(Records from a data source)
-*-

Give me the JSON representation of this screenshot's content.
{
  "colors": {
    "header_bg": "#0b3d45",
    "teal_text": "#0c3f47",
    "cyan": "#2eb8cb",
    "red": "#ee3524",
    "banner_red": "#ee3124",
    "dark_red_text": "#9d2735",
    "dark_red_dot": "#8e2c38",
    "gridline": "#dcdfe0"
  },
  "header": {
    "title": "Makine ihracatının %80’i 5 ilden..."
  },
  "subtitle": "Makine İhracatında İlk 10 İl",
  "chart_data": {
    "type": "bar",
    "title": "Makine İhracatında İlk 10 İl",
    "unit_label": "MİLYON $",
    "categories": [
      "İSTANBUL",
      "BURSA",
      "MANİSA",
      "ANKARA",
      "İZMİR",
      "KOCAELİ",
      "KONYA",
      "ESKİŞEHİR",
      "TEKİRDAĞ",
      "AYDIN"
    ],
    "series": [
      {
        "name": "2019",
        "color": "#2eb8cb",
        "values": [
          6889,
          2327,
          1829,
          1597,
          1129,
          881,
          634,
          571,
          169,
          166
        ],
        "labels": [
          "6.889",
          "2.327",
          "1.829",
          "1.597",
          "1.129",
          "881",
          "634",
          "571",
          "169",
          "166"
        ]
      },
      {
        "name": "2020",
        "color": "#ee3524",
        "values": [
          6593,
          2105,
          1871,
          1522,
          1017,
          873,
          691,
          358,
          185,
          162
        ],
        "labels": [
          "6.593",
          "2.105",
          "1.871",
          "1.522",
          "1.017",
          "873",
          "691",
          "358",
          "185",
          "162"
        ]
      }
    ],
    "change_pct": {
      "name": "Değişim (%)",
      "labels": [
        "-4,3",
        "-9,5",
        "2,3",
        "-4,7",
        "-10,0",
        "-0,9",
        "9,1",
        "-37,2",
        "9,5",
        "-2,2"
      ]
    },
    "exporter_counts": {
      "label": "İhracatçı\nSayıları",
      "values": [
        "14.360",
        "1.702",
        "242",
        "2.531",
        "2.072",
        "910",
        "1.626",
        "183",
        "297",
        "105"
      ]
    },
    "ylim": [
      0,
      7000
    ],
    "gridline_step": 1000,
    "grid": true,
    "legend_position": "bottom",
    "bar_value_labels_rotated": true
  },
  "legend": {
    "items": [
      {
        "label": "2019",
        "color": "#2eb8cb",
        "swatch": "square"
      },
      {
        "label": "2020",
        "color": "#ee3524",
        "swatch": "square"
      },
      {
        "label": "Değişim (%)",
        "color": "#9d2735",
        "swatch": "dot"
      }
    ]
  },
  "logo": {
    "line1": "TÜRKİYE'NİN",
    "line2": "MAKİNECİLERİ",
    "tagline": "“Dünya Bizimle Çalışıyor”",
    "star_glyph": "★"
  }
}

-*-

== SET PROBLEM ==
Give all the entries again exactly; leave none out.

== RESULT OF THIS TASK ==
Give me the JSON representation of this screenshot's content.
{
  "colors": {
    "header_bg": "#0b3d45",
    "teal_text": "#0c3f47",
    "cyan": "#2eb8cb",
    "red": "#ee3524",
    "banner_red": "#ee3124",
    "dark_red_text": "#9d2735",
    "dark_red_dot": "#8e2c38",
    "gridline": "#dcdfe0"
  },
  "header": {
    "title": "Makine ihracatının %80’i 5 ilden..."
  },
  "subtitle": "Makine İhracatında İlk 10 İl",
  "chart_data": {
    "type": "bar",
    "title": "Makine İhracatında İlk 10 İl",
    "unit_label": "MİLYON $",
    "categories": [
      "İSTANBUL",
      "BURSA",
      "MANİSA",
      "ANKARA",
      "İZMİR",
      "KOCAELİ",
      "KONYA",
      "ESKİŞEHİR",
      "TEKİRDAĞ",
      "AYDIN"
    ],
    "series": [
      {
        "name": "2019",
        "color": "#2eb8cb",
        "values": [
          6889,
          2327,
          1829,
          1597,
          1129,
          881,
          634,
          571,
          169,
          166
        ],
        "labels": [
          "6.889",
          "2.327",
          "1.829",
          "1.597",
          "1.129",
          "881",
          "634",
          "571",
          "169",
          "166"
        ]
      },
      {
        "name": "2020",
        "color": "#ee3524",
        "values": [
          6593,
          2105,
          1871,
          1522,
          1017,
          873,
          691,
          358,
          185,
          162
        ],
        "labels": [
          "6.593",
          "2.105",
          "1.871",
          "1.522",
          "1.017",
          "873",
          "691",
          "358",
          "185",
          "162"
        ]
      }
    ],
    "change_pct": {
      "name": "Değişim (%)",
      "labels": [
        "-4,3",
        "-9,5",
        "2,3",
        "-4,7",
        "-10,0",
        "-0,9",
        "9,1",
        "-37,2",
        "9,5",
        "-2,2"
      ]
    },
    "exporter_counts": {
      "label": "İhracatçı\nSayıları",
      "values": [
        "14.360",
        "1.702",
        "242",
        "2.531",
        "2.072",
        "910",
        "1.626",
        "183",
        "297",
        "105"
      ]
    },
    "ylim": [
      0,
      7000
    ],
    "gridline_step": 1000,
    "grid": true,
    "legend_position": "bottom",
    "bar_value_labels_rotated": true
  },
  "legend": {
    "items": [
      {
        "label": "2019",
        "color": "#2eb8cb",
        "swatch": "square"
      },
      {
        "label": "2020",
        "color": "#ee3524",
        "swatch": "square"
      },
      {
        "label": "Değişim (%)",
        "color": "#9d2735",
        "swatch": "dot"
      }
    ]
  },
  "logo": {
    "line1": "TÜRKİYE'NİN",
    "line2": "MAKİNECİLERİ",
    "tagline": "“Dünya Bizimle Çalışıyor”",
    "star_glyph": "★"
  }
}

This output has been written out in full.